--- start ---

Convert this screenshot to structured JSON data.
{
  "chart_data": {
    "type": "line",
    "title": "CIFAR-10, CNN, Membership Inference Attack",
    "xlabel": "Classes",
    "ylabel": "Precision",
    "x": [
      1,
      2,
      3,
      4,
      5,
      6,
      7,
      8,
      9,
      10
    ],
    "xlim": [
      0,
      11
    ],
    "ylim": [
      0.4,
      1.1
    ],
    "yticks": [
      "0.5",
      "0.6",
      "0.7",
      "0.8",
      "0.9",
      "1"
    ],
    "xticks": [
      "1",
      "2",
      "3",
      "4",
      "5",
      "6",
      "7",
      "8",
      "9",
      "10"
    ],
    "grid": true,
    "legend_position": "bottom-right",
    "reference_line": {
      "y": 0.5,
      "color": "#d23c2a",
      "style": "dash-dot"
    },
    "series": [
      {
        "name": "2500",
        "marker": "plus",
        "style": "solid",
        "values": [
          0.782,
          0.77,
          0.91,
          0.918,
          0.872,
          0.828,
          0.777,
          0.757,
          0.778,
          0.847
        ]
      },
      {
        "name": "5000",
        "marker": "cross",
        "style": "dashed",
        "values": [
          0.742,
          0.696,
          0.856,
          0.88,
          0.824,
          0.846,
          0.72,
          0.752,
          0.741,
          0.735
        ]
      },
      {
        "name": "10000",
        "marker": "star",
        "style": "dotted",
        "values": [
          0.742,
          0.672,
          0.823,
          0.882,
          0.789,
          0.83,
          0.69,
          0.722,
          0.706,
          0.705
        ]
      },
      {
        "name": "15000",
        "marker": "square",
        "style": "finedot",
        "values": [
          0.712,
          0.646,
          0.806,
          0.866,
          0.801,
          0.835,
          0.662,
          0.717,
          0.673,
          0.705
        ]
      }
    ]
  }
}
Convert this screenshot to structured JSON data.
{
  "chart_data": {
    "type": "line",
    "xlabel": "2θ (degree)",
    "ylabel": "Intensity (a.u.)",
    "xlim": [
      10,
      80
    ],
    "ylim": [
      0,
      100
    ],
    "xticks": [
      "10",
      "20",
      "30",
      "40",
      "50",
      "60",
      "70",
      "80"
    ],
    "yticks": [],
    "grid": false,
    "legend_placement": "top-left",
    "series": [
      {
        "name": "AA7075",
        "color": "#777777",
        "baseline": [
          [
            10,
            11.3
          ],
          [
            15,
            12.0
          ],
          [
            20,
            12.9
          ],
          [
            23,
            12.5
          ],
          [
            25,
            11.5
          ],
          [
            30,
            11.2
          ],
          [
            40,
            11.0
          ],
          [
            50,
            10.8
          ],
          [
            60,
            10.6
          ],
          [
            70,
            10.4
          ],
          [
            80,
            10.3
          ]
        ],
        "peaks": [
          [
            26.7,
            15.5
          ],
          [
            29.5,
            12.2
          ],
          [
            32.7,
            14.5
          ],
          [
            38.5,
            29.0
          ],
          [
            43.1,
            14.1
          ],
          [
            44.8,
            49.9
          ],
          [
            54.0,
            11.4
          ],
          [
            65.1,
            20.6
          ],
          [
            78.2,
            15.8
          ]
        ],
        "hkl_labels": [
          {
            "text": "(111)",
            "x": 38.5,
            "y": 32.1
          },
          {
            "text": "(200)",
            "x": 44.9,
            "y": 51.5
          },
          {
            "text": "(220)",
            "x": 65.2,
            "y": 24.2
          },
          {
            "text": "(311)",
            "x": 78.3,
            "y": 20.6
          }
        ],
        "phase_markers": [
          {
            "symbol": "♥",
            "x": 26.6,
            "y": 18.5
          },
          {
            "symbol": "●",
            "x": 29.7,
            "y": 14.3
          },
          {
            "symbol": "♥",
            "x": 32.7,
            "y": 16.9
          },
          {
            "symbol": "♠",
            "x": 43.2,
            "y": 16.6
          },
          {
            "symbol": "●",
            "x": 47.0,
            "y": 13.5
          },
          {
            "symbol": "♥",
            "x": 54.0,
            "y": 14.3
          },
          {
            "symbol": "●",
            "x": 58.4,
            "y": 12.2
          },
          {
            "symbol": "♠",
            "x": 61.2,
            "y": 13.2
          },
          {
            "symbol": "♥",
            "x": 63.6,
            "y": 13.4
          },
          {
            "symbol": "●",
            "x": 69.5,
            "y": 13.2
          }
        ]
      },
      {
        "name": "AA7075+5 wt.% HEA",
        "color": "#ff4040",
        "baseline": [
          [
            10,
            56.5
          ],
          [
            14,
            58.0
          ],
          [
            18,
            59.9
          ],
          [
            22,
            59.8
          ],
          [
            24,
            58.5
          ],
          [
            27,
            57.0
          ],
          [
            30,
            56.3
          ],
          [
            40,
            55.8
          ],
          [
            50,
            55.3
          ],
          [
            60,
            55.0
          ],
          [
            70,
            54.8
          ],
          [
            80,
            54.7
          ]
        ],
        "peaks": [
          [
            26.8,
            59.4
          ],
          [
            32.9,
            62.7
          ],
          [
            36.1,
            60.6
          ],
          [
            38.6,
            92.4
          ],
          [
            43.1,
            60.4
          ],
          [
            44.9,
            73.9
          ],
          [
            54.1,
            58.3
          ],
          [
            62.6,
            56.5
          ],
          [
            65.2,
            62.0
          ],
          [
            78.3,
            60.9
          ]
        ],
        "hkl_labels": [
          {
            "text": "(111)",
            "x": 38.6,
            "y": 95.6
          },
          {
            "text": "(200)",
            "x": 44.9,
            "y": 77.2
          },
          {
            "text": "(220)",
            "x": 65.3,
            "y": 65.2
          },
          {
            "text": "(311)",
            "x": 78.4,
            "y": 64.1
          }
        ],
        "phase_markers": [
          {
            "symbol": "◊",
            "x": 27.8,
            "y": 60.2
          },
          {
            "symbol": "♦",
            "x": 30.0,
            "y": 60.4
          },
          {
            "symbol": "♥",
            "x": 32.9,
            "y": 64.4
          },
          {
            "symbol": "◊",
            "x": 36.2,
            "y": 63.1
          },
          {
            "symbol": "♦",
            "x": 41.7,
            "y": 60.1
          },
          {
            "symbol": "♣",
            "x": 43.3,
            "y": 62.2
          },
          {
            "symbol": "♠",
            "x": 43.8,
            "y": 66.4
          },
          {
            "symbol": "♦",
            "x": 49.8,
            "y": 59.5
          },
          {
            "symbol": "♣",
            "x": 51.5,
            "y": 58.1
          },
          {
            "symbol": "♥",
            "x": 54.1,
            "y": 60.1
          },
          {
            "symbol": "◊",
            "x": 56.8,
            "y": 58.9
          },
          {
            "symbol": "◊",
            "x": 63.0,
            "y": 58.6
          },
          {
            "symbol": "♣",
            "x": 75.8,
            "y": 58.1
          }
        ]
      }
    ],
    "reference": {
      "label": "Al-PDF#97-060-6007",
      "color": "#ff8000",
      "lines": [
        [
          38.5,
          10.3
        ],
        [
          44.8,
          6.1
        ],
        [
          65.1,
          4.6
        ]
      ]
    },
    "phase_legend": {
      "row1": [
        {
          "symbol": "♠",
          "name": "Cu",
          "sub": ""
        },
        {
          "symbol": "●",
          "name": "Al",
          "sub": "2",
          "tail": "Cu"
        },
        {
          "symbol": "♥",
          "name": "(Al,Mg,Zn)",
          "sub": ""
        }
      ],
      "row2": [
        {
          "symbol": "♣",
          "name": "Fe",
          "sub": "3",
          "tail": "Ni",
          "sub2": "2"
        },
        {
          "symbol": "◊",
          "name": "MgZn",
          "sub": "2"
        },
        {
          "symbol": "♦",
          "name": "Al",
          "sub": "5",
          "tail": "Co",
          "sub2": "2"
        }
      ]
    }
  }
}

--- end ---

● **WHAT THE EXERCISE ASKS**
Find every line that has "style" in it, then return those lines.

● **EXERCISE RESPONSE**
      "style": "dash-dot"
        "style": "solid",
        "style": "dashed",
        "style": "dotted",
        "style": "finedot",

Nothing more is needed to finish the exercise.